▶ [What to do]
Return a copy of every line in the records that includes the word "have".

Start of Records for processing

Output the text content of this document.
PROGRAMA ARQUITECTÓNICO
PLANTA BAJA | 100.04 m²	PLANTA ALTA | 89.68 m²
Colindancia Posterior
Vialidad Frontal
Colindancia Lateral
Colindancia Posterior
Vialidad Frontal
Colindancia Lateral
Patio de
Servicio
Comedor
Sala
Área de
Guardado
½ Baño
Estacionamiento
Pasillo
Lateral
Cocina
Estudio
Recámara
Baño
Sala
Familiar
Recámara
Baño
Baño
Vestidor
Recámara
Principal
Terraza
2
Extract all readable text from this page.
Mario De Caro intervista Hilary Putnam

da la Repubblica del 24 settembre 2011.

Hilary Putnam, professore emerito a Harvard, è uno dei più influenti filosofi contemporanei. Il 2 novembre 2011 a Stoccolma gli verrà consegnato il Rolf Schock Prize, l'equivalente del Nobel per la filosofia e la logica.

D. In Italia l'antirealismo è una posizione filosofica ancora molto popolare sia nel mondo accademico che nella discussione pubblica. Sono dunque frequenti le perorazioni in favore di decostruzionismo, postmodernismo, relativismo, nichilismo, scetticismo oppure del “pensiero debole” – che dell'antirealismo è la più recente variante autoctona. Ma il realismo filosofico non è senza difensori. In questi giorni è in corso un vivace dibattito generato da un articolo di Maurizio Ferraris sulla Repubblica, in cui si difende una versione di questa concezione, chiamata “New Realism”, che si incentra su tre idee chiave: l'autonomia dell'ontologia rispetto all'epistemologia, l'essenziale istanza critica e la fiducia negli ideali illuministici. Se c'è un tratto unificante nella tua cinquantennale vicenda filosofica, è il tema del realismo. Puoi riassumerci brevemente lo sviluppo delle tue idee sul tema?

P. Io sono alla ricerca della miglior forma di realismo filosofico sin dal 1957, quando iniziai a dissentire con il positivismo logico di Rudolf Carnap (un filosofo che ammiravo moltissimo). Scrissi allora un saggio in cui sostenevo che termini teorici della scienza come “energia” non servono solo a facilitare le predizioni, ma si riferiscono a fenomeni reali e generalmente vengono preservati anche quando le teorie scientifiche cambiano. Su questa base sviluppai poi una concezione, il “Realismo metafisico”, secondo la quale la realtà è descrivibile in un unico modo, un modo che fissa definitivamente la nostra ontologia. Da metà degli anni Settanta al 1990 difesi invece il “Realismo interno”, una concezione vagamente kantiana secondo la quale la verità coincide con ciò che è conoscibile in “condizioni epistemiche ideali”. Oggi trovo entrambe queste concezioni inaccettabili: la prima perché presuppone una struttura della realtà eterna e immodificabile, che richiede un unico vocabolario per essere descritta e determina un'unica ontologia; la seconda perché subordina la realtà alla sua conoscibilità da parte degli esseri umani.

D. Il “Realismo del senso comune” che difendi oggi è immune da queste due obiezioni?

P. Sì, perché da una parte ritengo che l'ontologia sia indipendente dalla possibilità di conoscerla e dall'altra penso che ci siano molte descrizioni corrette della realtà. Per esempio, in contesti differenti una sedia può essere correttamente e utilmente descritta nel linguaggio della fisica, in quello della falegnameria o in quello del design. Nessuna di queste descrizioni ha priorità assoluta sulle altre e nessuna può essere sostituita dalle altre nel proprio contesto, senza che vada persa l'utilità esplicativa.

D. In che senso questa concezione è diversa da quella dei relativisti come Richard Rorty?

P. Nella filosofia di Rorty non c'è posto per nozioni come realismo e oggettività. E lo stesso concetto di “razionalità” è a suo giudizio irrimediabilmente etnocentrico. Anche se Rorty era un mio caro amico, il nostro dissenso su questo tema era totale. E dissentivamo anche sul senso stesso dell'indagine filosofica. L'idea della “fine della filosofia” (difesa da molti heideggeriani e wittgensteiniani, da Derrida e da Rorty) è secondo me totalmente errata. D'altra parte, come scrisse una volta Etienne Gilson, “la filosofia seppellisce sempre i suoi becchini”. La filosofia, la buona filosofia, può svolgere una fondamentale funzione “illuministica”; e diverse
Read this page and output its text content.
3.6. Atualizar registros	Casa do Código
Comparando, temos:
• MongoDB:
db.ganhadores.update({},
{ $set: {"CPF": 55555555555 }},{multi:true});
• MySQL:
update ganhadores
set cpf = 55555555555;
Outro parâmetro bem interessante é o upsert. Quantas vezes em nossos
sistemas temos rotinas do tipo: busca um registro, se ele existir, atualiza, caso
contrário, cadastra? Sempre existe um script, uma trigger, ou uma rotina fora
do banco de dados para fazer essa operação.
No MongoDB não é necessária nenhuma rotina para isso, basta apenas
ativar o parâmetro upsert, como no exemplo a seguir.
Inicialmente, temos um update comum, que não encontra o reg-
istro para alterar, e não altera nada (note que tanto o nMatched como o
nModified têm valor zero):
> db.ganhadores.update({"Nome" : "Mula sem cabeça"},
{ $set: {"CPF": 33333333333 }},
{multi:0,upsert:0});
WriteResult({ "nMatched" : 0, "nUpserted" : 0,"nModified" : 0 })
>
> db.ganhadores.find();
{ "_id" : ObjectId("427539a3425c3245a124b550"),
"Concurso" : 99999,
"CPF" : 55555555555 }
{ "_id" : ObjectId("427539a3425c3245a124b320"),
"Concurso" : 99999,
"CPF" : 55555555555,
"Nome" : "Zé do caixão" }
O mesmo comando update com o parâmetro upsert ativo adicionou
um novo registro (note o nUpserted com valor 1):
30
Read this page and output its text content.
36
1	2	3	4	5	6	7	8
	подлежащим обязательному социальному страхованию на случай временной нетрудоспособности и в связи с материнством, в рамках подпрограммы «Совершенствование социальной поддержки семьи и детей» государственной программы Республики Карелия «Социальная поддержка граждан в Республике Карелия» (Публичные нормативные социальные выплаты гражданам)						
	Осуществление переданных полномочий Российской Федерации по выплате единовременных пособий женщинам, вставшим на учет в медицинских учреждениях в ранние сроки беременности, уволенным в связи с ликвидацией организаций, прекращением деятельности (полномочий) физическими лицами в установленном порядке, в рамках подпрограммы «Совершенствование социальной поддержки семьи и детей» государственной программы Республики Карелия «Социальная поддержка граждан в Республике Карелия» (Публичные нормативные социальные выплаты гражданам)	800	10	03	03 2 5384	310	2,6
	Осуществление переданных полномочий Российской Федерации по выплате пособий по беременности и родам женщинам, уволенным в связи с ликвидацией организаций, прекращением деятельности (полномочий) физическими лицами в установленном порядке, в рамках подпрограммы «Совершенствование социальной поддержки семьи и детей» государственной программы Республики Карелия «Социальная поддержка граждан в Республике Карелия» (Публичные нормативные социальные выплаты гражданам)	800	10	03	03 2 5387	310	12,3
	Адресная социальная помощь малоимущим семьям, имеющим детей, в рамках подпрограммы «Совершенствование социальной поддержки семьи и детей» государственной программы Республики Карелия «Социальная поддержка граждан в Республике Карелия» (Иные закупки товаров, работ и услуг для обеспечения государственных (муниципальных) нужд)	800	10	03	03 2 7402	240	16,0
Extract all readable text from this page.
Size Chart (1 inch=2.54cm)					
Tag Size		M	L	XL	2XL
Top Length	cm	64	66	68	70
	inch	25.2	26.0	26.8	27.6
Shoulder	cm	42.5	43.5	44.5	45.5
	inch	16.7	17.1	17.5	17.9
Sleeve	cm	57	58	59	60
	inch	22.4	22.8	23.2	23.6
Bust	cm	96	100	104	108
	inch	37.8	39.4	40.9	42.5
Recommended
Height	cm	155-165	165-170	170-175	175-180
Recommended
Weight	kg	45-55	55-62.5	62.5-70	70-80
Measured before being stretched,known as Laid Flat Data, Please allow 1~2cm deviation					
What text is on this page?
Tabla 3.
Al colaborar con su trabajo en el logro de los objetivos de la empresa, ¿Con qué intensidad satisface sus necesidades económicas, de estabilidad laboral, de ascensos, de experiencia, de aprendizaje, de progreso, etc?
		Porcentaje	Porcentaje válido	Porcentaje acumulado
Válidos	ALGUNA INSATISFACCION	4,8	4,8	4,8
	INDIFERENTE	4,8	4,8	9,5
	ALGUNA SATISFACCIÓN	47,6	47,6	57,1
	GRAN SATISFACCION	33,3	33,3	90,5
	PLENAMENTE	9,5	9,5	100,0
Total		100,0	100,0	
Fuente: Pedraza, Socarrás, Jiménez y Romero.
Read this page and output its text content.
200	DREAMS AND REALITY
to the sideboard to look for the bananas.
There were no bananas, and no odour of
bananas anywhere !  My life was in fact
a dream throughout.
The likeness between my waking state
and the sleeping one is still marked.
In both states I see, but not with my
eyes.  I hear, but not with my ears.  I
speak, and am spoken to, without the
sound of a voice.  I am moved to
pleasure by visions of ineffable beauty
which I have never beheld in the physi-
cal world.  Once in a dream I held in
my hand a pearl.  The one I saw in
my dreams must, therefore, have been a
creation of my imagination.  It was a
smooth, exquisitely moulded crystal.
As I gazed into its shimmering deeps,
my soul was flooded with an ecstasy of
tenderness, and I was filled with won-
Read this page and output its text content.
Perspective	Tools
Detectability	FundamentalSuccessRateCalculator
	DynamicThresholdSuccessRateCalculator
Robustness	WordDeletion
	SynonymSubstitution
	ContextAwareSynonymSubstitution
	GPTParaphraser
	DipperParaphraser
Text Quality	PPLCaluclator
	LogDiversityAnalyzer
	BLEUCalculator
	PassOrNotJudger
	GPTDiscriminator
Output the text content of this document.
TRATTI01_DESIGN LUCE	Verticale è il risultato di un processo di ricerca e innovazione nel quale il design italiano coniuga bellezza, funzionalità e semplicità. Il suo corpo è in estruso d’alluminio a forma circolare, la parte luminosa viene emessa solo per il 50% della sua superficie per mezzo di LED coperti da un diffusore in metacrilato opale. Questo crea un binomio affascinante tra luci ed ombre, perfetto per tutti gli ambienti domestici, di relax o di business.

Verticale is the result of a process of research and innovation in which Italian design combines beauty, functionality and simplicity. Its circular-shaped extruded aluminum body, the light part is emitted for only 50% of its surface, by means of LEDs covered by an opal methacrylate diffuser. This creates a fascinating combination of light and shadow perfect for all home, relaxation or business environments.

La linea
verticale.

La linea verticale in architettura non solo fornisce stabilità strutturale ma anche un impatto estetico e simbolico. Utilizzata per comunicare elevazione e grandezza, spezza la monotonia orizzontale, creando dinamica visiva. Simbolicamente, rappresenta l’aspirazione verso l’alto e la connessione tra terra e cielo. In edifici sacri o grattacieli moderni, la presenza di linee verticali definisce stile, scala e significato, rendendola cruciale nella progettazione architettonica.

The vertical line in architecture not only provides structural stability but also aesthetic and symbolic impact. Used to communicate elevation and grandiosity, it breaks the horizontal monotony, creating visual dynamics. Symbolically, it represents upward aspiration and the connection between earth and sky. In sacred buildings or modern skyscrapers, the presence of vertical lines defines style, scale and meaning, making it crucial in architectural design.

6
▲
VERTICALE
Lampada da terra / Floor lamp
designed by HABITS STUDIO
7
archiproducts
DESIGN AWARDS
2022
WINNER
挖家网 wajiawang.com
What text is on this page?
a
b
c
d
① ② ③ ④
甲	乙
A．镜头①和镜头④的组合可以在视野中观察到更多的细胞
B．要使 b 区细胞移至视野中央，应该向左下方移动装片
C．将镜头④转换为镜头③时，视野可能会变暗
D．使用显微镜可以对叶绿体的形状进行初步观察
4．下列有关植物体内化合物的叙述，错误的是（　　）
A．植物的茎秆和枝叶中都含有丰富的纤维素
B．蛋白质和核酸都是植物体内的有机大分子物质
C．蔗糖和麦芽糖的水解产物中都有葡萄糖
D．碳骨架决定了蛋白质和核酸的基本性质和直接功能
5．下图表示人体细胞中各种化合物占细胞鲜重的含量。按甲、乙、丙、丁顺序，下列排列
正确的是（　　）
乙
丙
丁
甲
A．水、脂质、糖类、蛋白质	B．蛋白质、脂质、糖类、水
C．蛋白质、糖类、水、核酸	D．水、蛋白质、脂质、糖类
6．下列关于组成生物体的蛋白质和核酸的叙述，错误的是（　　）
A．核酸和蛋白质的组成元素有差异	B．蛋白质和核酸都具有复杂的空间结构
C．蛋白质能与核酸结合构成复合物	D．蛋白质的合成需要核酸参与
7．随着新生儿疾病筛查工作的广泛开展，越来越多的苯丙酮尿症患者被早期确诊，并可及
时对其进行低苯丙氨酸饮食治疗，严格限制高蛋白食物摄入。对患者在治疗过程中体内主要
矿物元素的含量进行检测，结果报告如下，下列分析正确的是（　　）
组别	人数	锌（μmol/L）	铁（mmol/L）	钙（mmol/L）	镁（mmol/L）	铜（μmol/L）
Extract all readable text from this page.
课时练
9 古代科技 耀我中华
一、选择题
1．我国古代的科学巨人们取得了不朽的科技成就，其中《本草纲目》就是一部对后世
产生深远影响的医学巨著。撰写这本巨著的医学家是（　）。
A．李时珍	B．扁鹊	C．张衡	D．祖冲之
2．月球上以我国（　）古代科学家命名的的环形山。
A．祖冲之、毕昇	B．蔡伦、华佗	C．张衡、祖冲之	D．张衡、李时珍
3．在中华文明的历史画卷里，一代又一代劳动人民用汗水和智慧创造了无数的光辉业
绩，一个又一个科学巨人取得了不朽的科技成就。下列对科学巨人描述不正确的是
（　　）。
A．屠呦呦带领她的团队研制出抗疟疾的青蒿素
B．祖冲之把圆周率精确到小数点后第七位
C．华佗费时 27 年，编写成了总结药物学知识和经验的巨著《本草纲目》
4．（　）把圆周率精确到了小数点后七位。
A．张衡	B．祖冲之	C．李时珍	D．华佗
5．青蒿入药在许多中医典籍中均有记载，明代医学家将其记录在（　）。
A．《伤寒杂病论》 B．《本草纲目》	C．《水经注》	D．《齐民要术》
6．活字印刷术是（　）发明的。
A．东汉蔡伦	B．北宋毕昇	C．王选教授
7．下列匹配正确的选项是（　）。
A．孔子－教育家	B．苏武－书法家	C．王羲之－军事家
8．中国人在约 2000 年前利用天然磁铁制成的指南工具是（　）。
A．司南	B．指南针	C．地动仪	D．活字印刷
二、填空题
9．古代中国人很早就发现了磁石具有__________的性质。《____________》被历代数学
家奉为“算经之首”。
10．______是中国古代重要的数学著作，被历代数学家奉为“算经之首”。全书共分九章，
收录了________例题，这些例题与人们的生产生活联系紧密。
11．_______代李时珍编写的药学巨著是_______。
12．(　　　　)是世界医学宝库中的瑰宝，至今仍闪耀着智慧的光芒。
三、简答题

End of Records for processing

▶ [The reply]
which I have never beheld in the physi-
my dreams must, therefore, have been a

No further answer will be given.